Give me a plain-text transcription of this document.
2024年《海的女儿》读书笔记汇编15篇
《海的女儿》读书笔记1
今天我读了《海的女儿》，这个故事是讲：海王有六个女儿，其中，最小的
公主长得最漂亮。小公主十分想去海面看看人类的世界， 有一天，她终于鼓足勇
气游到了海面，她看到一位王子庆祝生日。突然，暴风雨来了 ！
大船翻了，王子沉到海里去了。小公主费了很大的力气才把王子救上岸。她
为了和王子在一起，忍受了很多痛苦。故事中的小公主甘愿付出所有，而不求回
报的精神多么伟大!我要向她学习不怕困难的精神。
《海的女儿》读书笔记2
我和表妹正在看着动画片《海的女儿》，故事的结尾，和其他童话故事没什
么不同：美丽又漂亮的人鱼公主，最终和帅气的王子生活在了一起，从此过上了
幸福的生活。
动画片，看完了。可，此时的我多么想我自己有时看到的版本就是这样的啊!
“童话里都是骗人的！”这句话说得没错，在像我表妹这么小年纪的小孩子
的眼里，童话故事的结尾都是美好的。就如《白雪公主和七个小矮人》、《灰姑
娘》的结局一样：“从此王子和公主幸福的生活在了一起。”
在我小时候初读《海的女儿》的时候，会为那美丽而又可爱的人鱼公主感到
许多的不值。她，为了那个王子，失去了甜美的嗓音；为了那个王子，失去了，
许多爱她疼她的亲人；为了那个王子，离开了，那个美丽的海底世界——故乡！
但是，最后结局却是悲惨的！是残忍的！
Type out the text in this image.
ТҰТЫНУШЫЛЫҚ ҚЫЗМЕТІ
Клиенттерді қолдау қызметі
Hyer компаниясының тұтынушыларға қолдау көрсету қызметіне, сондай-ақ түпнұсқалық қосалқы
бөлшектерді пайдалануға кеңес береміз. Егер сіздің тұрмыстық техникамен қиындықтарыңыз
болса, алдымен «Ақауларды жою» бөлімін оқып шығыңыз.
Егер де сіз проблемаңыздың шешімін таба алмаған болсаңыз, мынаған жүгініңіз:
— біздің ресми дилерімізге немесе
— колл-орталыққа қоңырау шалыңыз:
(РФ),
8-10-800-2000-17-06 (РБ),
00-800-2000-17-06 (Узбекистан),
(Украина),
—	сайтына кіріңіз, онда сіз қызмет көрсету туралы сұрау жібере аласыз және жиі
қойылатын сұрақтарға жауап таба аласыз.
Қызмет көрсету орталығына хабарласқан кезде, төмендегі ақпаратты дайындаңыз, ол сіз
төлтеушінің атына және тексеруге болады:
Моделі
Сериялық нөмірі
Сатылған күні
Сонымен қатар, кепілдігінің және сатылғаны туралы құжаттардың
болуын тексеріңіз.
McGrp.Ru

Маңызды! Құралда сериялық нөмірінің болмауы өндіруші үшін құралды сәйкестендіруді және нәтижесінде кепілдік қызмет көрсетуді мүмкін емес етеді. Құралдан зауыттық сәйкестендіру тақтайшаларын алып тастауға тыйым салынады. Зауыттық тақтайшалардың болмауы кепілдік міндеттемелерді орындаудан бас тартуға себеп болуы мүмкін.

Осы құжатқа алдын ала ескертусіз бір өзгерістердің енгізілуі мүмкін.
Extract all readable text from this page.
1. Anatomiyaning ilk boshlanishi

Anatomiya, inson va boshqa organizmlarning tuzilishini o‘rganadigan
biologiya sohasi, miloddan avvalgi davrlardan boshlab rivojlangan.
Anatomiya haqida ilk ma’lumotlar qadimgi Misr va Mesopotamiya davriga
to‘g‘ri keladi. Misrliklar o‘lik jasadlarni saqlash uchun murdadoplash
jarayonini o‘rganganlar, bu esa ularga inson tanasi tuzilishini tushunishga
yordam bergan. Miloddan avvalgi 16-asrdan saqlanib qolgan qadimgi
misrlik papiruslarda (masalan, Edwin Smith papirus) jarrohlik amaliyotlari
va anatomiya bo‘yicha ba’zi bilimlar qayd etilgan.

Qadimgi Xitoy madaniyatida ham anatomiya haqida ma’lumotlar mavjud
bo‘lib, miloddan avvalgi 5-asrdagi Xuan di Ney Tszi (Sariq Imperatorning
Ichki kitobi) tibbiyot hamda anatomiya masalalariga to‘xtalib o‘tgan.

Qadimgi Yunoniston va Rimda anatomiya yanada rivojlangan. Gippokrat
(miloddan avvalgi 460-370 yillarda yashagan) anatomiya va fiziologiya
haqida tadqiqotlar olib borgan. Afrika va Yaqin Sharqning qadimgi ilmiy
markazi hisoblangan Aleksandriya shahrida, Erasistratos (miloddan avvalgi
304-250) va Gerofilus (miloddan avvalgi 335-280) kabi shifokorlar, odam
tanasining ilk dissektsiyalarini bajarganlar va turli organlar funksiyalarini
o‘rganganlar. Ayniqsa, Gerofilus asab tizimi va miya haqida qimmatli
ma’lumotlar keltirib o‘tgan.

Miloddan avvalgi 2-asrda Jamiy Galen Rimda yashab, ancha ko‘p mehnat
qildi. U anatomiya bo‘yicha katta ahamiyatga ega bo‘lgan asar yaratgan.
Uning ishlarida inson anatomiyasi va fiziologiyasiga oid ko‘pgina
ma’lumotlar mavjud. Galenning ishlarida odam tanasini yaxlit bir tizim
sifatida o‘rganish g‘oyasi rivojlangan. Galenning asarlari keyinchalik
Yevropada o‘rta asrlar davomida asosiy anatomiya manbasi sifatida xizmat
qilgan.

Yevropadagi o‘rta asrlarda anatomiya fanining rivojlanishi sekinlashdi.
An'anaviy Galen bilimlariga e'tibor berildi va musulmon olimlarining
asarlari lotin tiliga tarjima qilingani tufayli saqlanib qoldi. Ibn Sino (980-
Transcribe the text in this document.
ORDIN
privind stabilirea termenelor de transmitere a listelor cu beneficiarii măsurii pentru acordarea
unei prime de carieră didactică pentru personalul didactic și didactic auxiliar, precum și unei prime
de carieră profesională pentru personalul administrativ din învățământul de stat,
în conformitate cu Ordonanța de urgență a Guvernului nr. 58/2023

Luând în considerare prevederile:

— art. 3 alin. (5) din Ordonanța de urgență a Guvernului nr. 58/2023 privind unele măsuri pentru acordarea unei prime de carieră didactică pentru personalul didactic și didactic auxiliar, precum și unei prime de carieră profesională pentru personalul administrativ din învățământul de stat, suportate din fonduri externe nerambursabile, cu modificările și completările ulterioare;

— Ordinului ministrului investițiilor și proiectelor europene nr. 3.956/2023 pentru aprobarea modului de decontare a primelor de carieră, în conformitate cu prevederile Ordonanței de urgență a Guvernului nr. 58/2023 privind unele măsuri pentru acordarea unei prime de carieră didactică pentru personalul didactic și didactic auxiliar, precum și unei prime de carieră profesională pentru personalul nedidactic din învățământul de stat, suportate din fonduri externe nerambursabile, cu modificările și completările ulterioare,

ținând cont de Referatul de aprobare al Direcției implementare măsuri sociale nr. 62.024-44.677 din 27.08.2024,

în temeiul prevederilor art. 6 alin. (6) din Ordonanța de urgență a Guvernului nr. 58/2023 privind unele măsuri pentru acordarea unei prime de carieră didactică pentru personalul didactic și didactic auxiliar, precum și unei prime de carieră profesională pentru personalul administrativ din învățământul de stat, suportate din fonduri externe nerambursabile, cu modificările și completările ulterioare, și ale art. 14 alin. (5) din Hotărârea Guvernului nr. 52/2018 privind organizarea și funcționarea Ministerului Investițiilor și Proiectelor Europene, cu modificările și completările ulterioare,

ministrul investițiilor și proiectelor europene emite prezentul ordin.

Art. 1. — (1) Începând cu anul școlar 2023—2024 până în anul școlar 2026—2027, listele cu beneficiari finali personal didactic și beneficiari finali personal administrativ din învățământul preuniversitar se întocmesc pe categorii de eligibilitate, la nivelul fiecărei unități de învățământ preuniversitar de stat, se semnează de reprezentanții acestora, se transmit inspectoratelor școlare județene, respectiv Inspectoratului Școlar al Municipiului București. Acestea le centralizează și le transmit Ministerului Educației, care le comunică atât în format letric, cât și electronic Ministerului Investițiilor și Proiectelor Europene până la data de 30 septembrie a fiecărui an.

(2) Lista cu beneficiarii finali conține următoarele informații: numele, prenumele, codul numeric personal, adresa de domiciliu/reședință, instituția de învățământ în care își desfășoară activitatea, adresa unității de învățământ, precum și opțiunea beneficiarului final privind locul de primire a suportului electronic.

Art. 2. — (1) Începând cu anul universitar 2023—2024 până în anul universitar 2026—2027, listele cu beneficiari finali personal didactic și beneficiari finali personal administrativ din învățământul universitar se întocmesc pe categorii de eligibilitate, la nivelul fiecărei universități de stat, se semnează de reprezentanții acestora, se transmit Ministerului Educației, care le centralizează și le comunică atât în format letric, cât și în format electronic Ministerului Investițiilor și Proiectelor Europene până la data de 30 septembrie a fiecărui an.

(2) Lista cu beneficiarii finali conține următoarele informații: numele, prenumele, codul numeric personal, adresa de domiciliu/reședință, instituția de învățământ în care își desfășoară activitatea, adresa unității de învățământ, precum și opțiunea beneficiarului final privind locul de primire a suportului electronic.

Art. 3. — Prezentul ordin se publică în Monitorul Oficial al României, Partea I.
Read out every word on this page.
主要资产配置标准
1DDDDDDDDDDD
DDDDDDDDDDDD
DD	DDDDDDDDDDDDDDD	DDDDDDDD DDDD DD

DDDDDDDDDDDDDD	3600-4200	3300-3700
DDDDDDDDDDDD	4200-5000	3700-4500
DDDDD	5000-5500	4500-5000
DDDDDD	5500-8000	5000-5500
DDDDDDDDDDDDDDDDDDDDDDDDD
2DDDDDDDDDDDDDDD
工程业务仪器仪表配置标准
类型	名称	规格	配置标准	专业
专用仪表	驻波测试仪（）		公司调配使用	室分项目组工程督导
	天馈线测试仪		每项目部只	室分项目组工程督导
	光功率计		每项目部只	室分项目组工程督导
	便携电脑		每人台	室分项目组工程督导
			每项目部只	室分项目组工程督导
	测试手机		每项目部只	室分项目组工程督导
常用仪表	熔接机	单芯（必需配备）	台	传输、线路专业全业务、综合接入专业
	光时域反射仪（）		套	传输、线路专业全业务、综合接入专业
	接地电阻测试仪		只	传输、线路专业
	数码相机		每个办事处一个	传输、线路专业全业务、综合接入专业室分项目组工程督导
------------------------------------------------------------
- _The problem_:
Scan the material above. Copy each line where "data" occurs.

- _Answer for the task_:
Art. 1. — (1) Începând cu anul școlar 2023—2024 până în anul școlar 2026—2027, listele cu beneficiari finali personal didactic și beneficiari finali personal administrativ din învățământul preuniversitar se întocmesc pe categorii de eligibilitate, la nivelul fiecărei unități de învățământ preuniversitar de stat, se semnează de reprezentanții acestora, se transmit inspectoratelor școlare județene, respectiv Inspectoratului Școlar al Municipiului București. Acestea le centralizează și le transmit Ministerului Educației, care le comunică atât în format letric, cât și electronic Ministerului Investițiilor și Proiectelor Europene până la data de 30 septembrie a fiecărui an.
Art. 2. — (1) Începând cu anul universitar 2023—2024 până în anul universitar 2026—2027, listele cu beneficiari finali personal didactic și beneficiari finali personal administrativ din învățământul universitar se întocmesc pe categorii de eligibilitate, la nivelul fiecărei universități de stat, se semnează de reprezentanții acestora, se transmit Ministerului Educației, care le centralizează și le comunică atât în format letric, cât și în format electronic Ministerului Investițiilor și Proiectelor Europene până la data de 30 septembrie a fiecărui an.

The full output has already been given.